EXERCISE AIM
Here are some entries; quote each one exactly.

EXERCISE MATERIAL
============================================================

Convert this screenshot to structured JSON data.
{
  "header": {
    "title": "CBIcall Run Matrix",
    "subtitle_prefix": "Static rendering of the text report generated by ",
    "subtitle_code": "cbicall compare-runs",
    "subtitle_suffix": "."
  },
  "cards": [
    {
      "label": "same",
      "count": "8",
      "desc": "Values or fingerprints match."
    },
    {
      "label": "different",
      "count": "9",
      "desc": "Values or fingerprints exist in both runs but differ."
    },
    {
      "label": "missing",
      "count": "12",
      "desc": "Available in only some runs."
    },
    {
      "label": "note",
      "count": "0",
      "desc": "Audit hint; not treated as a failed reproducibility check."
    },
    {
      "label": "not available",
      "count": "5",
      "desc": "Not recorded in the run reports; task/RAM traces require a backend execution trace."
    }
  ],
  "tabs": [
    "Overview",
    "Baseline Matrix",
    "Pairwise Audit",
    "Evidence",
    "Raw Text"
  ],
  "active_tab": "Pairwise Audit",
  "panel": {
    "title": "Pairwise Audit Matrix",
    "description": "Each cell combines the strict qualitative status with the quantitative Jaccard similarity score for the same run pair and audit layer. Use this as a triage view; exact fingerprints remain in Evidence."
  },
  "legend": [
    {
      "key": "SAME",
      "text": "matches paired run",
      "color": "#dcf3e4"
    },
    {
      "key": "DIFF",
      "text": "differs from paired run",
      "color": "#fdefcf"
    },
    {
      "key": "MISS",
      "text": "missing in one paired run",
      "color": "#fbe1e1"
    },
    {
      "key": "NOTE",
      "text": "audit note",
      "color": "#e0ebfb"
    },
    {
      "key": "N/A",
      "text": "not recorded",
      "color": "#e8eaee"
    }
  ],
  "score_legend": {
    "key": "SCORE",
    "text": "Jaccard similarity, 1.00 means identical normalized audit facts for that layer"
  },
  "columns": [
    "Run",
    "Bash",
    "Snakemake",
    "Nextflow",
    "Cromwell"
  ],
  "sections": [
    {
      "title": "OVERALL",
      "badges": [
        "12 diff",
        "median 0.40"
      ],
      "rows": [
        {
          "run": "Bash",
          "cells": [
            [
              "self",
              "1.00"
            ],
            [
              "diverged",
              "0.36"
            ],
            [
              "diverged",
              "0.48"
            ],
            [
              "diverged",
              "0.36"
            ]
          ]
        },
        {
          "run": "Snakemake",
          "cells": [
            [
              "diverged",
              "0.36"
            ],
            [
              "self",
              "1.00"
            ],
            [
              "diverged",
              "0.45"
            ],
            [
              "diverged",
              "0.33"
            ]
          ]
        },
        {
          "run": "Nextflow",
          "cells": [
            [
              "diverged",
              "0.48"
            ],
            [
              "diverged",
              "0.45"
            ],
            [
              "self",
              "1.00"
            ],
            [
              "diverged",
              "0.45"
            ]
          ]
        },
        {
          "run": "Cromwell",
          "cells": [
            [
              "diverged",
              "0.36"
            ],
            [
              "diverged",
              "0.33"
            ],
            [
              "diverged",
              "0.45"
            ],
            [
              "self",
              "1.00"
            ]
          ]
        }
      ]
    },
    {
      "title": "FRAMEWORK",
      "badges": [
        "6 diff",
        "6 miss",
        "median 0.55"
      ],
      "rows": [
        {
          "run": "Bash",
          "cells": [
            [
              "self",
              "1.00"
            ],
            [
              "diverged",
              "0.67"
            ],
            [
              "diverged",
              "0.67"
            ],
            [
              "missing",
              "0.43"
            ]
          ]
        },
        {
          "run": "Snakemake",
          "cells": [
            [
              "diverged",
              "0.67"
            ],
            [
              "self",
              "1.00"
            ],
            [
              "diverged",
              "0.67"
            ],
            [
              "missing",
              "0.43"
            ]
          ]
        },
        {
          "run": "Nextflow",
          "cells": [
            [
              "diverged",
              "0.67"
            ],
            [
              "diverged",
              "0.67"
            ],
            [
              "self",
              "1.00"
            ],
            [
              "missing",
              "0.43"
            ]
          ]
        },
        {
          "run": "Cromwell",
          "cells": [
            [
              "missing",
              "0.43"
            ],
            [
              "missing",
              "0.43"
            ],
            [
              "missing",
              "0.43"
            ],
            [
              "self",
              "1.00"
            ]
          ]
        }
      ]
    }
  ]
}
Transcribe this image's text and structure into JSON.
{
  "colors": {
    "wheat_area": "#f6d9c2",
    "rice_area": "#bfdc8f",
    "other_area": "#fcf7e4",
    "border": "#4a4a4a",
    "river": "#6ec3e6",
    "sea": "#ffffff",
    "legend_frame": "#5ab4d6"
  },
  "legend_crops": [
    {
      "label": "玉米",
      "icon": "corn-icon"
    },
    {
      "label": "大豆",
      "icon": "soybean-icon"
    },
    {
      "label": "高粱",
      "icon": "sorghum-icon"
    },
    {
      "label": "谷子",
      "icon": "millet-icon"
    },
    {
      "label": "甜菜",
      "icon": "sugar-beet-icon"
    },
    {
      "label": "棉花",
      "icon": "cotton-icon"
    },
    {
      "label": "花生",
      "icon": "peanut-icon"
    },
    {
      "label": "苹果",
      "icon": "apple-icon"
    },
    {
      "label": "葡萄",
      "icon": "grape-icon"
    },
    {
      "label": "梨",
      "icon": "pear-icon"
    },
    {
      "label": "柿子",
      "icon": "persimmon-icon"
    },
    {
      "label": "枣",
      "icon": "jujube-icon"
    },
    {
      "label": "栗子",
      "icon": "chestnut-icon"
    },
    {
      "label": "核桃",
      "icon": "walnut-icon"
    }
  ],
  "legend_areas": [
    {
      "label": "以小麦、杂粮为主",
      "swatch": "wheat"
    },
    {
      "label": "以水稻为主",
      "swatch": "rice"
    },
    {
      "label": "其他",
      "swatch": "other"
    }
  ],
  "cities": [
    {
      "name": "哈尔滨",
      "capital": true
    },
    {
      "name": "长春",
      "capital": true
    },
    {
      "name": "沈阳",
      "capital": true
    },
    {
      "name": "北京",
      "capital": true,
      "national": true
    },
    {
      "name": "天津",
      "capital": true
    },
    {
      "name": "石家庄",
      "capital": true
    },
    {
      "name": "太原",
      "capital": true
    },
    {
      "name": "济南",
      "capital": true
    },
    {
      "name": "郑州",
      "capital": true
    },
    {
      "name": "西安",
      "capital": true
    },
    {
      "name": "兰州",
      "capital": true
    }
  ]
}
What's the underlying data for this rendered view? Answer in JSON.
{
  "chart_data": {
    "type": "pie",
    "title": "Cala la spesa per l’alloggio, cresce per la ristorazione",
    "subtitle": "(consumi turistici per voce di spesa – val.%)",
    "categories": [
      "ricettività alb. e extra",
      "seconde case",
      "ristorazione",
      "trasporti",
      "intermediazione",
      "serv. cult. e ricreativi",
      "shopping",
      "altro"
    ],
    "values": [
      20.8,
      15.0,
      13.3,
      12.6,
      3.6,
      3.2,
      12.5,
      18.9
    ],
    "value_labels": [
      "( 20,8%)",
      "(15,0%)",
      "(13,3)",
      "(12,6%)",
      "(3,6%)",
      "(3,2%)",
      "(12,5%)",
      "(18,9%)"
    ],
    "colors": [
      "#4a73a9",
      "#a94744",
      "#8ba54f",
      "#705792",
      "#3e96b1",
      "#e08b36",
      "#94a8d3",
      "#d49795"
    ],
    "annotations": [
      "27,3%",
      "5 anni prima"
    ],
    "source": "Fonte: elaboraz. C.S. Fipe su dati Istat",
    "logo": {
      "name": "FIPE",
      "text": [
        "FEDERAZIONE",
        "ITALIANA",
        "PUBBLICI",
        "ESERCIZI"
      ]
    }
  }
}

============================================================

THE SOLUTION
Convert this screenshot to structured JSON data.
{
  "header": {
    "title": "CBIcall Run Matrix",
    "subtitle_prefix": "Static rendering of the text report generated by ",
    "subtitle_code": "cbicall compare-runs",
    "subtitle_suffix": "."
  },
  "cards": [
    {
      "label": "same",
      "count": "8",
      "desc": "Values or fingerprints match."
    },
    {
      "label": "different",
      "count": "9",
      "desc": "Values or fingerprints exist in both runs but differ."
    },
    {
      "label": "missing",
      "count": "12",
      "desc": "Available in only some runs."
    },
    {
      "label": "note",
      "count": "0",
      "desc": "Audit hint; not treated as a failed reproducibility check."
    },
    {
      "label": "not available",
      "count": "5",
      "desc": "Not recorded in the run reports; task/RAM traces require a backend execution trace."
    }
  ],
  "tabs": [
    "Overview",
    "Baseline Matrix",
    "Pairwise Audit",
    "Evidence",
    "Raw Text"
  ],
  "active_tab": "Pairwise Audit",
  "panel": {
    "title": "Pairwise Audit Matrix",
    "description": "Each cell combines the strict qualitative status with the quantitative Jaccard similarity score for the same run pair and audit layer. Use this as a triage view; exact fingerprints remain in Evidence."
  },
  "legend": [
    {
      "key": "SAME",
      "text": "matches paired run",
      "color": "#dcf3e4"
    },
    {
      "key": "DIFF",
      "text": "differs from paired run",
      "color": "#fdefcf"
    },
    {
      "key": "MISS",
      "text": "missing in one paired run",
      "color": "#fbe1e1"
    },
    {
      "key": "NOTE",
      "text": "audit note",
      "color": "#e0ebfb"
    },
    {
      "key": "N/A",
      "text": "not recorded",
      "color": "#e8eaee"
    }
  ],
  "score_legend": {
    "key": "SCORE",
    "text": "Jaccard similarity, 1.00 means identical normalized audit facts for that layer"
  },
  "columns": [
    "Run",
    "Bash",
    "Snakemake",
    "Nextflow",
    "Cromwell"
  ],
  "sections": [
    {
      "title": "OVERALL",
      "badges": [
        "12 diff",
        "median 0.40"
      ],
      "rows": [
        {
          "run": "Bash",
          "cells": [
            [
              "self",
              "1.00"
            ],
            [
              "diverged",
              "0.36"
            ],
            [
              "diverged",
              "0.48"
            ],
            [
              "diverged",
              "0.36"
            ]
          ]
        },
        {
          "run": "Snakemake",
          "cells": [
            [
              "diverged",
              "0.36"
            ],
            [
              "self",
              "1.00"
            ],
            [
              "diverged",
              "0.45"
            ],
            [
              "diverged",
              "0.33"
            ]
          ]
        },
        {
          "run": "Nextflow",
          "cells": [
            [
              "diverged",
              "0.48"
            ],
            [
              "diverged",
              "0.45"
            ],
            [
              "self",
              "1.00"
            ],
            [
              "diverged",
              "0.45"
            ]
          ]
        },
        {
          "run": "Cromwell",
          "cells": [
            [
              "diverged",
              "0.36"
            ],
            [
              "diverged",
              "0.33"
            ],
            [
              "diverged",
              "0.45"
            ],
            [
              "self",
              "1.00"
            ]
          ]
        }
      ]
    },
    {
      "title": "FRAMEWORK",
      "badges": [
        "6 diff",
        "6 miss",
        "median 0.55"
      ],
      "rows": [
        {
          "run": "Bash",
          "cells": [
            [
              "self",
              "1.00"
            ],
            [
              "diverged",
              "0.67"
            ],
            [
              "diverged",
              "0.67"
            ],
            [
              "missing",
              "0.43"
            ]
          ]
        },
        {
          "run": "Snakemake",
          "cells": [
            [
              "diverged",
              "0.67"
            ],
            [
              "self",
              "1.00"
            ],
            [
              "diverged",
              "0.67"
            ],
            [
              "missing",
              "0.43"
            ]
          ]
        },
        {
          "run": "Nextflow",
          "cells": [
            [
              "diverged",
              "0.67"
            ],
            [
              "diverged",
              "0.67"
            ],
            [
              "self",
              "1.00"
            ],
            [
              "missing",
              "0.43"
            ]
          ]
        },
        {
          "run": "Cromwell",
          "cells": [
            [
              "missing",
              "0.43"
            ],
            [
              "missing",
              "0.43"
            ],
            [
              "missing",
              "0.43"
            ],
            [
              "self",
              "1.00"
            ]
          ]
        }
      ]
    }
  ]
}
Transcribe this image's text and structure into JSON.
{
  "colors": {
    "wheat_area": "#f6d9c2",
    "rice_area": "#bfdc8f",
    "other_area": "#fcf7e4",
    "border": "#4a4a4a",
    "river": "#6ec3e6",
    "sea": "#ffffff",
    "legend_frame": "#5ab4d6"
  },
  "legend_crops": [
    {
      "label": "玉米",
      "icon": "corn-icon"
    },
    {
      "label": "大豆",
      "icon": "soybean-icon"
    },
    {
      "label": "高粱",
      "icon": "sorghum-icon"
    },
    {
      "label": "谷子",
      "icon": "millet-icon"
    },
    {
      "label": "甜菜",
      "icon": "sugar-beet-icon"
    },
    {
      "label": "棉花",
      "icon": "cotton-icon"
    },
    {
      "label": "花生",
      "icon": "peanut-icon"
    },
    {
      "label": "苹果",
      "icon": "apple-icon"
    },
    {
      "label": "葡萄",
      "icon": "grape-icon"
    },
    {
      "label": "梨",
      "icon": "pear-icon"
    },
    {
      "label": "柿子",
      "icon": "persimmon-icon"
    },
    {
      "label": "枣",
      "icon": "jujube-icon"
    },
    {
      "label": "栗子",
      "icon": "chestnut-icon"
    },
    {
      "label": "核桃",
      "icon": "walnut-icon"
    }
  ],
  "legend_areas": [
    {
      "label": "以小麦、杂粮为主",
      "swatch": "wheat"
    },
    {
      "label": "以水稻为主",
      "swatch": "rice"
    },
    {
      "label": "其他",
      "swatch": "other"
    }
  ],
  "cities": [
    {
      "name": "哈尔滨",
      "capital": true
    },
    {
      "name": "长春",
      "capital": true
    },
    {
      "name": "沈阳",
      "capital": true
    },
    {
      "name": "北京",
      "capital": true,
      "national": true
    },
    {
      "name": "天津",
      "capital": true
    },
    {
      "name": "石家庄",
      "capital": true
    },
    {
      "name": "太原",
      "capital": true
    },
    {
      "name": "济南",
      "capital": true
    },
    {
      "name": "郑州",
      "capital": true
    },
    {
      "name": "西安",
      "capital": true
    },
    {
      "name": "兰州",
      "capital": true
    }
  ]
}
What's the underlying data for this rendered view? Answer in JSON.
{
  "chart_data": {
    "type": "pie",
    "title": "Cala la spesa per l’alloggio, cresce per la ristorazione",
    "subtitle": "(consumi turistici per voce di spesa – val.%)",
    "categories": [
      "ricettività alb. e extra",
      "seconde case",
      "ristorazione",
      "trasporti",
      "intermediazione",
      "serv. cult. e ricreativi",
      "shopping",
      "altro"
    ],
    "values": [
      20.8,
      15.0,
      13.3,
      12.6,
      3.6,
      3.2,
      12.5,
      18.9
    ],
    "value_labels": [
      "( 20,8%)",
      "(15,0%)",
      "(13,3)",
      "(12,6%)",
      "(3,6%)",
      "(3,2%)",
      "(12,5%)",
      "(18,9%)"
    ],
    "colors": [
      "#4a73a9",
      "#a94744",
      "#8ba54f",
      "#705792",
      "#3e96b1",
      "#e08b36",
      "#94a8d3",
      "#d49795"
    ],
    "annotations": [
      "27,3%",
      "5 anni prima"
    ],
    "source": "Fonte: elaboraz. C.S. Fipe su dati Istat",
    "logo": {
      "name": "FIPE",
      "text": [
        "FEDERAZIONE",
        "ITALIANA",
        "PUBBLICI",
        "ESERCIZI"
      ]
    }
  }
}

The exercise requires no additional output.